- [Task input]:
———

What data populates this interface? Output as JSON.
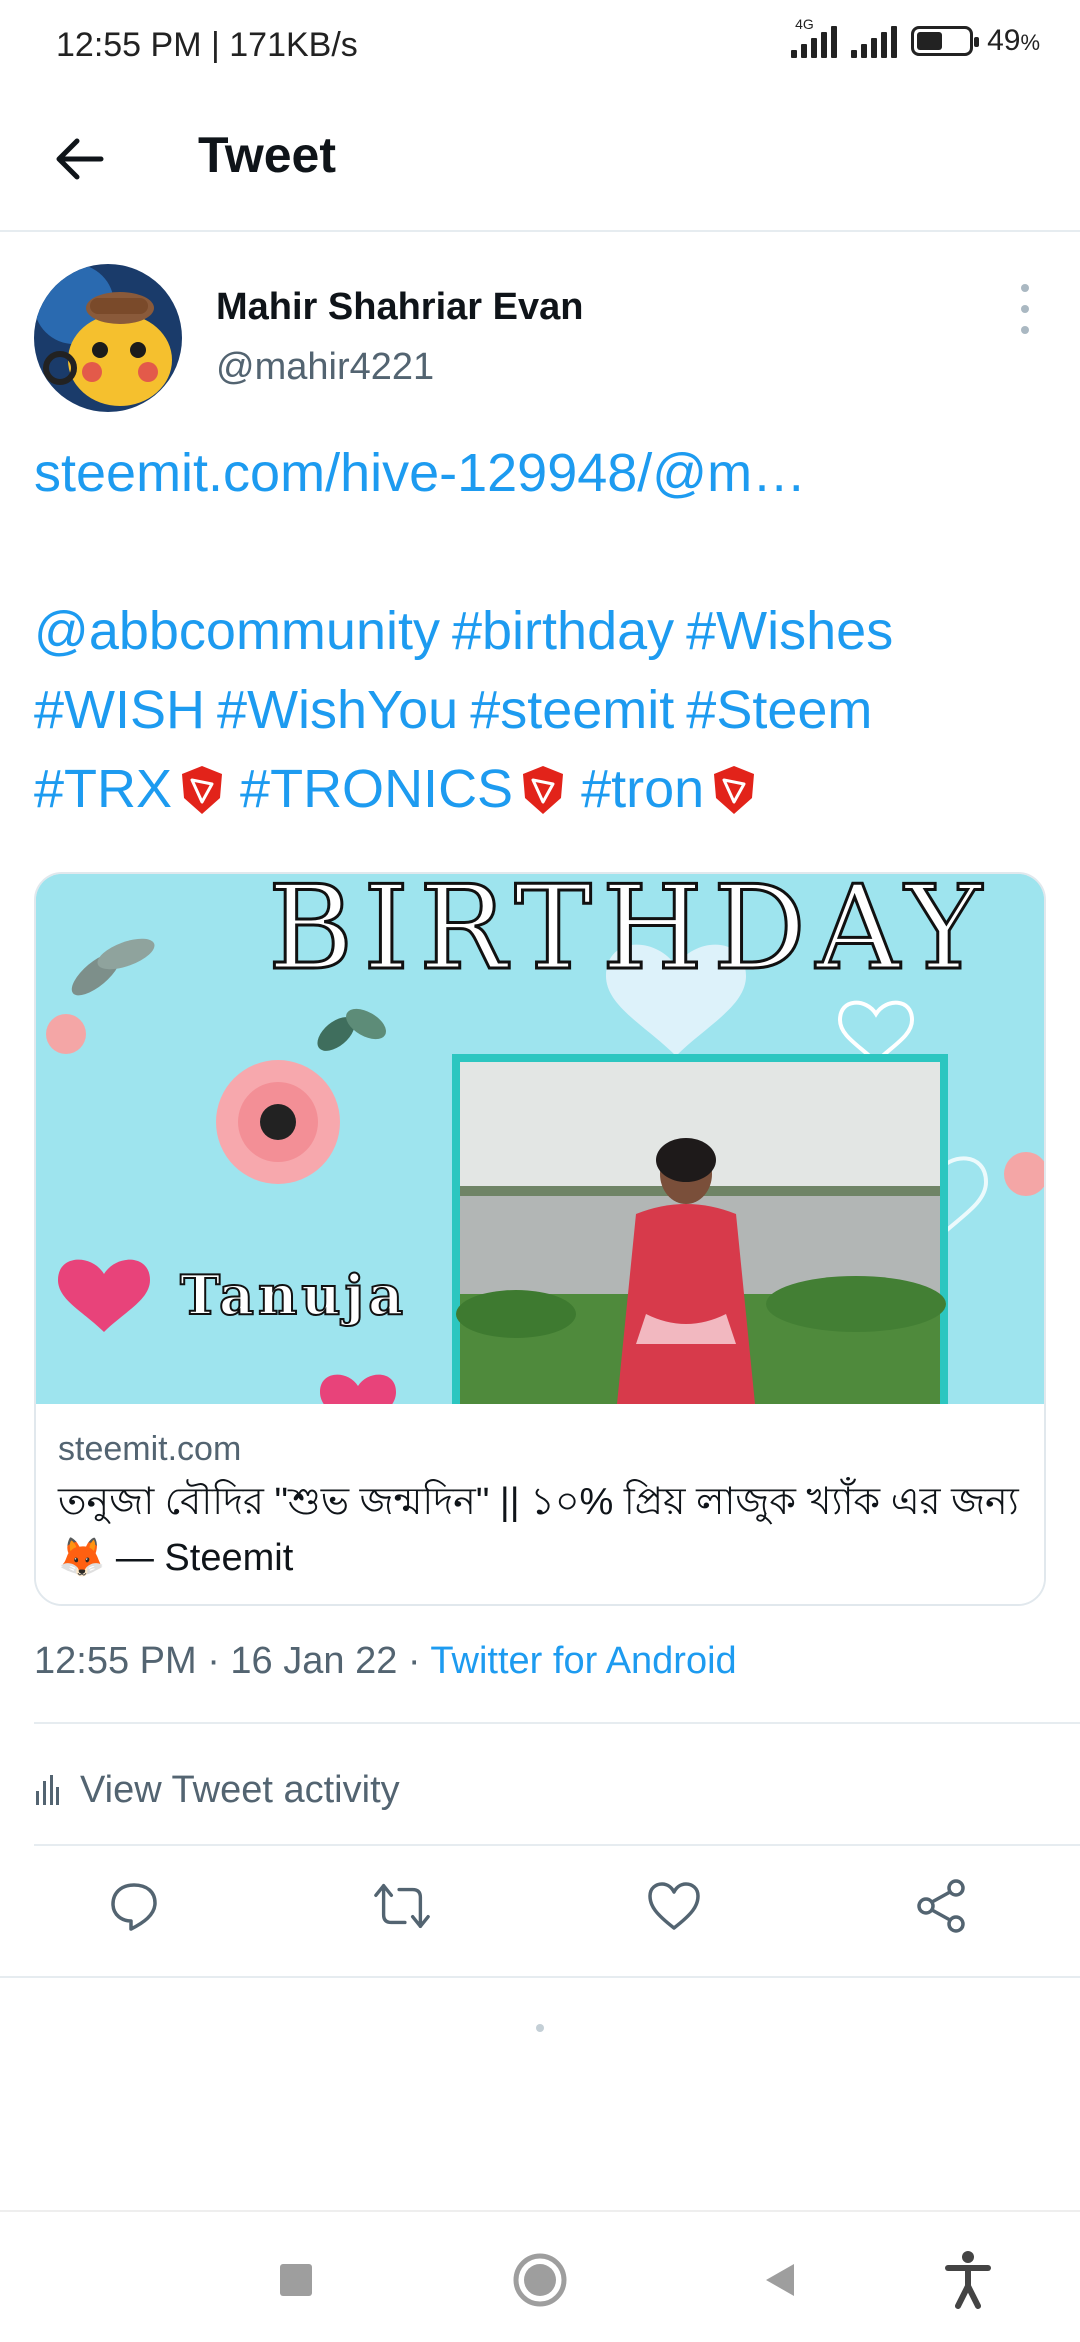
{
  "status_bar": {
    "time_speed": "12:55 PM | 171KB/s",
    "network": "4G",
    "battery_percent": "49",
    "battery_unit": "%",
    "battery_level": 0.49
  },
  "header": {
    "title": "Tweet"
  },
  "tweet": {
    "author_name": "Mahir Shahriar Evan",
    "author_handle": "@mahir4221",
    "link_text": "steemit.com/hive-129948/@m…",
    "mention": "@abbcommunity",
    "hashtags_line1": [
      "#birthday",
      "#Wishes"
    ],
    "hashtags_line2": [
      "#WISH",
      "#WishYou",
      "#steemit",
      "#Steem"
    ],
    "hashtags_line3": [
      "#TRX",
      "#TRONICS",
      "#tron"
    ],
    "timestamp": "12:55 PM · 16 Jan 22 · ",
    "source": "Twitter for Android"
  },
  "card": {
    "image_heading": "BIRTHDAY",
    "image_name": "Tanuja",
    "domain": "steemit.com",
    "title": "তনুজা বৌদির \"শুভ জন্মদিন\" || ১০% প্রিয় লাজুক খ্যাঁক এর জন্য 🦊 — Steemit"
  },
  "activity": {
    "label": "View Tweet activity"
  },
  "colors": {
    "link_blue": "#1d9bf0",
    "secondary_text": "#536471",
    "card_bg": "#9ee4ee",
    "tron_red": "#e2231a"
  }
}
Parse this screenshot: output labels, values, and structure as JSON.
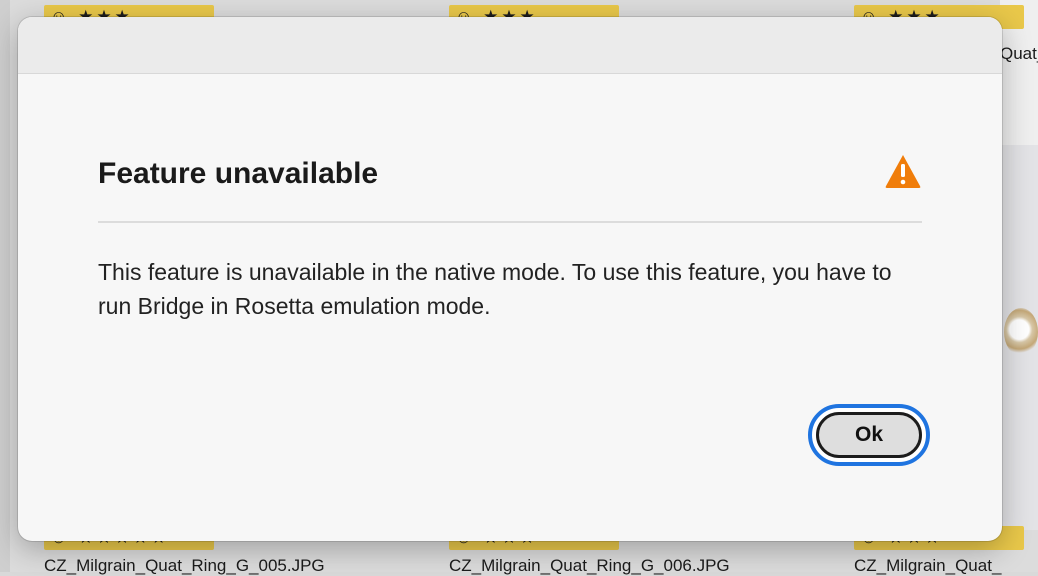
{
  "background": {
    "ratings_top": [
      "☺ ★★★",
      "☺ ★★★",
      "☺ ★★★"
    ],
    "ratings_bottom": [
      "☺ ★★★★★",
      "☺ ★★★",
      "☺ ★★★"
    ],
    "captions": [
      "CZ_Milgrain_Quat_Ring_G_005.JPG",
      "CZ_Milgrain_Quat_Ring_G_006.JPG",
      "CZ_Milgrain_Quat_"
    ],
    "right_clipped_caption": "Quat_"
  },
  "dialog": {
    "title": "Feature unavailable",
    "icon": "warning-icon",
    "message": "This feature is unavailable in the native mode. To use this feature, you have to run Bridge in Rosetta emulation mode.",
    "ok_label": "Ok"
  },
  "colors": {
    "warning": "#f07d0a",
    "focus_ring": "#1f74e0",
    "rating_bar": "#e9c84a"
  }
}
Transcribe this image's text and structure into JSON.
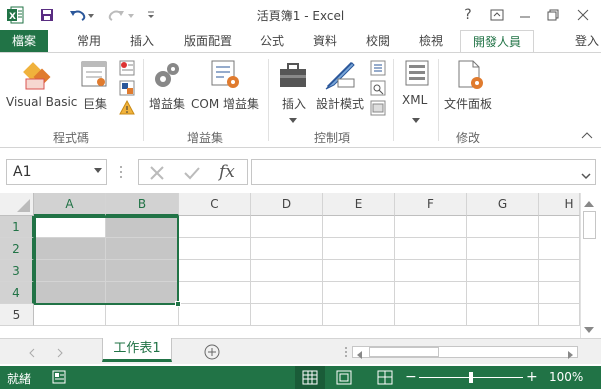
{
  "window": {
    "title": "活頁簿1 - Excel",
    "help_label": "?",
    "signin_label": "登入"
  },
  "tabs": [
    "檔案",
    "常用",
    "插入",
    "版面配置",
    "公式",
    "資料",
    "校閱",
    "檢視",
    "開發人員"
  ],
  "ribbon": {
    "visual_basic_label": "Visual Basic",
    "macros_label": "巨集",
    "addins_label": "增益集",
    "com_addins_label": "COM 增益集",
    "insert_label": "插入",
    "design_mode_label": "設計模式",
    "xml_label": "XML",
    "doc_panel_label": "文件面板",
    "groups": [
      "程式碼",
      "增益集",
      "控制項",
      "修改"
    ]
  },
  "formula_bar": {
    "name_box": "A1",
    "fx_label": "fx",
    "formula": ""
  },
  "grid": {
    "columns": [
      "A",
      "B",
      "C",
      "D",
      "E",
      "F",
      "G",
      "H"
    ],
    "rows": [
      "1",
      "2",
      "3",
      "4",
      "5"
    ]
  },
  "sheet_tabs": [
    "工作表1"
  ],
  "status": {
    "ready": "就緒",
    "zoom": "100%"
  },
  "colors": {
    "accent": "#217346",
    "selection_fill": "#c6c6c6"
  }
}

———

- [Task prompt]: The lines to repeat run from the line containing "Transcribe this image's" through the last line of the material above; give them exactly, without the pictures.

- [Solution to this problem]:
Transcribe this image's text and structure into JSON.
{
  "window": {
    "title": "活頁簿1 - Excel",
    "help_label": "?",
    "signin_label": "登入"
  },
  "tabs": [
    "檔案",
    "常用",
    "插入",
    "版面配置",
    "公式",
    "資料",
    "校閱",
    "檢視",
    "開發人員"
  ],
  "ribbon": {
    "visual_basic_label": "Visual Basic",
    "macros_label": "巨集",
    "addins_label": "增益集",
    "com_addins_label": "COM 增益集",
    "insert_label": "插入",
    "design_mode_label": "設計模式",
    "xml_label": "XML",
    "doc_panel_label": "文件面板",
    "groups": [
      "程式碼",
      "增益集",
      "控制項",
      "修改"
    ]
  },
  "formula_bar": {
    "name_box": "A1",
    "fx_label": "fx",
    "formula": ""
  },
  "grid": {
    "columns": [
      "A",
      "B",
      "C",
      "D",
      "E",
      "F",
      "G",
      "H"
    ],
    "rows": [
      "1",
      "2",
      "3",
      "4",
      "5"
    ]
  },
  "sheet_tabs": [
    "工作表1"
  ],
  "status": {
    "ready": "就緒",
    "zoom": "100%"
  },
  "colors": {
    "accent": "#217346",
    "selection_fill": "#c6c6c6"
  }
}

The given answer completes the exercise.